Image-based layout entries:
** BEGIN **

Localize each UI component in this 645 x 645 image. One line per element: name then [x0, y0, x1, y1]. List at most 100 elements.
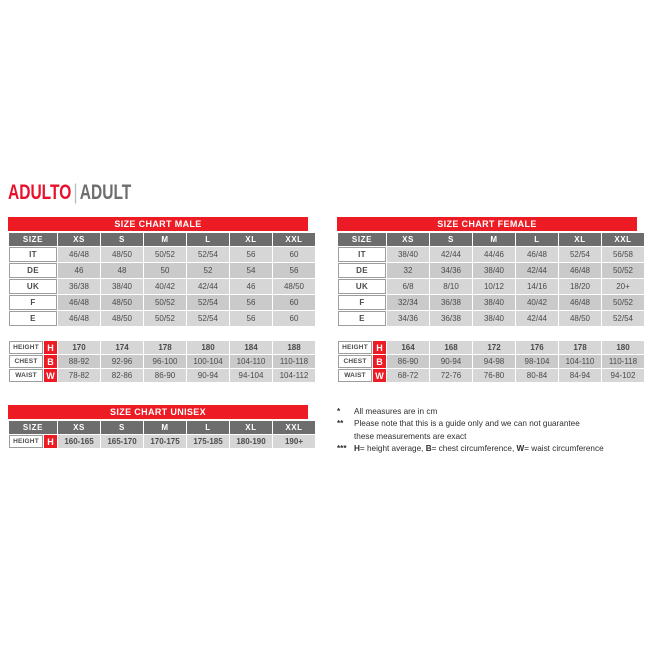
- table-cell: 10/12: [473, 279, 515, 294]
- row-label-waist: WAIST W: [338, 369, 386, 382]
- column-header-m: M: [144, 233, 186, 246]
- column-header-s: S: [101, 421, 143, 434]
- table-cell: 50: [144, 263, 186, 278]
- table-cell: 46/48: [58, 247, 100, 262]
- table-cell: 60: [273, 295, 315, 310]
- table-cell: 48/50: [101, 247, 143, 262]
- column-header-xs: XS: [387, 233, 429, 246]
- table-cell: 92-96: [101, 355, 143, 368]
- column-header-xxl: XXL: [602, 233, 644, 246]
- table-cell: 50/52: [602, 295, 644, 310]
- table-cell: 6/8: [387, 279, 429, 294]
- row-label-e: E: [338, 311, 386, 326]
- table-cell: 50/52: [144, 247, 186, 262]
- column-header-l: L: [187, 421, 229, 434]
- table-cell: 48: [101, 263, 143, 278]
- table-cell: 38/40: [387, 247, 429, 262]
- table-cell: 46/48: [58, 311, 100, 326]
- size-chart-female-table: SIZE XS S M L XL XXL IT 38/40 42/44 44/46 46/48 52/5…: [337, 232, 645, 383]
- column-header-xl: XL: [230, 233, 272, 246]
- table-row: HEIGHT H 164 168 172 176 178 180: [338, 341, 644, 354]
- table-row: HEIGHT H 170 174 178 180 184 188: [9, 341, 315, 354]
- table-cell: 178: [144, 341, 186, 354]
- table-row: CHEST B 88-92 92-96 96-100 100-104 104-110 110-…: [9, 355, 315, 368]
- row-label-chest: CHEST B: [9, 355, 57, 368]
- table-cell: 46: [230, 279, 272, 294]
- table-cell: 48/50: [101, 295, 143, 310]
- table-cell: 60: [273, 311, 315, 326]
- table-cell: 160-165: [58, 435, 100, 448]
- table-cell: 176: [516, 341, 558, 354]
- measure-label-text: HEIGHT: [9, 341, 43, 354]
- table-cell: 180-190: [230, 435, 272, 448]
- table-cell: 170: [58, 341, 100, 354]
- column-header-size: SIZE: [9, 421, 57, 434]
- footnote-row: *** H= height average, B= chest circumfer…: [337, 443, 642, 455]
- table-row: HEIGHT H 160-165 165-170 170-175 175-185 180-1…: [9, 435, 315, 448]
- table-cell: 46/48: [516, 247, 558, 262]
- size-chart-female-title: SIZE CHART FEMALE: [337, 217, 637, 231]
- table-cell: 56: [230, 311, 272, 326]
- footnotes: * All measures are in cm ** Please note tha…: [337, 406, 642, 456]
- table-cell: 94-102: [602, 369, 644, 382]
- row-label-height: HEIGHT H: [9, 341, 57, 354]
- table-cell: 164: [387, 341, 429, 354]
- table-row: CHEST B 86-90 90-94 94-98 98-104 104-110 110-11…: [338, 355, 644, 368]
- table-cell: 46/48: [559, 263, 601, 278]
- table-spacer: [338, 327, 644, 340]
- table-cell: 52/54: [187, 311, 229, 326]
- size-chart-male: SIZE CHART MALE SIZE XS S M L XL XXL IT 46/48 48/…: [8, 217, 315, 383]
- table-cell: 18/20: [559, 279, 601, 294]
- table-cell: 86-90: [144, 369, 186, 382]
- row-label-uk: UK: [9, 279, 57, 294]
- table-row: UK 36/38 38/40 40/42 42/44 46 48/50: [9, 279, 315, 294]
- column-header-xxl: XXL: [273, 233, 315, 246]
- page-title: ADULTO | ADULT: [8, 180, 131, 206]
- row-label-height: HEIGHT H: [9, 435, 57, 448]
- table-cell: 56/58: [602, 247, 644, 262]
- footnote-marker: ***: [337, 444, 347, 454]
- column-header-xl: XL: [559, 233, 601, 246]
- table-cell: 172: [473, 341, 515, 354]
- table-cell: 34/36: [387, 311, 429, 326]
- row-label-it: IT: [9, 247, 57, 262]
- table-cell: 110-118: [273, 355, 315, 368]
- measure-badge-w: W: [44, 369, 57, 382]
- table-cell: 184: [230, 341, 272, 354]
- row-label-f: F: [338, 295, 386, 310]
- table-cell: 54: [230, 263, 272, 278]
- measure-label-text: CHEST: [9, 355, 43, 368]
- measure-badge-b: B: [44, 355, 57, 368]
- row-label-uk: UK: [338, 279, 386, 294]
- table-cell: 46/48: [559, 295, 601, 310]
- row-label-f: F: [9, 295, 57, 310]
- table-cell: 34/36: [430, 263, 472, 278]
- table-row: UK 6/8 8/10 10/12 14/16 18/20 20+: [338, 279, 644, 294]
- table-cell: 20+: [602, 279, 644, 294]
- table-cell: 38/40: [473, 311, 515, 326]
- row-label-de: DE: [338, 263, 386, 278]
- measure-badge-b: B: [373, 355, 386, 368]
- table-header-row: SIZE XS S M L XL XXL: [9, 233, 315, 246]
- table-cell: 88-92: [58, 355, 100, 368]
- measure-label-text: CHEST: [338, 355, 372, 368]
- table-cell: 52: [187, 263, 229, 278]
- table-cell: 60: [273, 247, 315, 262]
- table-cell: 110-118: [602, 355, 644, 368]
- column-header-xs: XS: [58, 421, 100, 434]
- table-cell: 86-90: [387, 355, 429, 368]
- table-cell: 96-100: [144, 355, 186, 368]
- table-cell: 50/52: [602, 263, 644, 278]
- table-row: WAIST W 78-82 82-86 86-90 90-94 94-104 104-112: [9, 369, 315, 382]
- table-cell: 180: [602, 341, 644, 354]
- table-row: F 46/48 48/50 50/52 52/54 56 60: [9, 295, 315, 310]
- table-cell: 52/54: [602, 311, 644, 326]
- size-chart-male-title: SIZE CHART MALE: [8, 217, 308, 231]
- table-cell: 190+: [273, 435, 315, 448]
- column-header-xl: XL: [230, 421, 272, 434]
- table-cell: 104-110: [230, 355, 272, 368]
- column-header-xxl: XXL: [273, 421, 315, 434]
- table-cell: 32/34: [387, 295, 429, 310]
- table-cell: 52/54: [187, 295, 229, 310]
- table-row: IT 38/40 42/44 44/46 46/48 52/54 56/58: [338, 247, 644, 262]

** END **

### The exercise
Retype the lines above exactly, starting with the line that contains "- table-cell: 10/12: [473, 279, 515, 294]" and going on through the line that contains "- row-label-e: E: [338, 311, 386, 326]".

### Task output
- table-cell: 10/12: [473, 279, 515, 294]
- row-label-waist: WAIST W: [338, 369, 386, 382]
- column-header-m: M: [144, 233, 186, 246]
- column-header-s: S: [101, 421, 143, 434]
- table-cell: 50: [144, 263, 186, 278]
- table-cell: 46/48: [58, 247, 100, 262]
- table-cell: 60: [273, 295, 315, 310]
- table-cell: 48/50: [101, 247, 143, 262]
- column-header-xs: XS: [387, 233, 429, 246]
- table-cell: 92-96: [101, 355, 143, 368]
- column-header-xxl: XXL: [602, 233, 644, 246]
- table-cell: 50/52: [602, 295, 644, 310]
- table-cell: 6/8: [387, 279, 429, 294]
- row-label-e: E: [338, 311, 386, 326]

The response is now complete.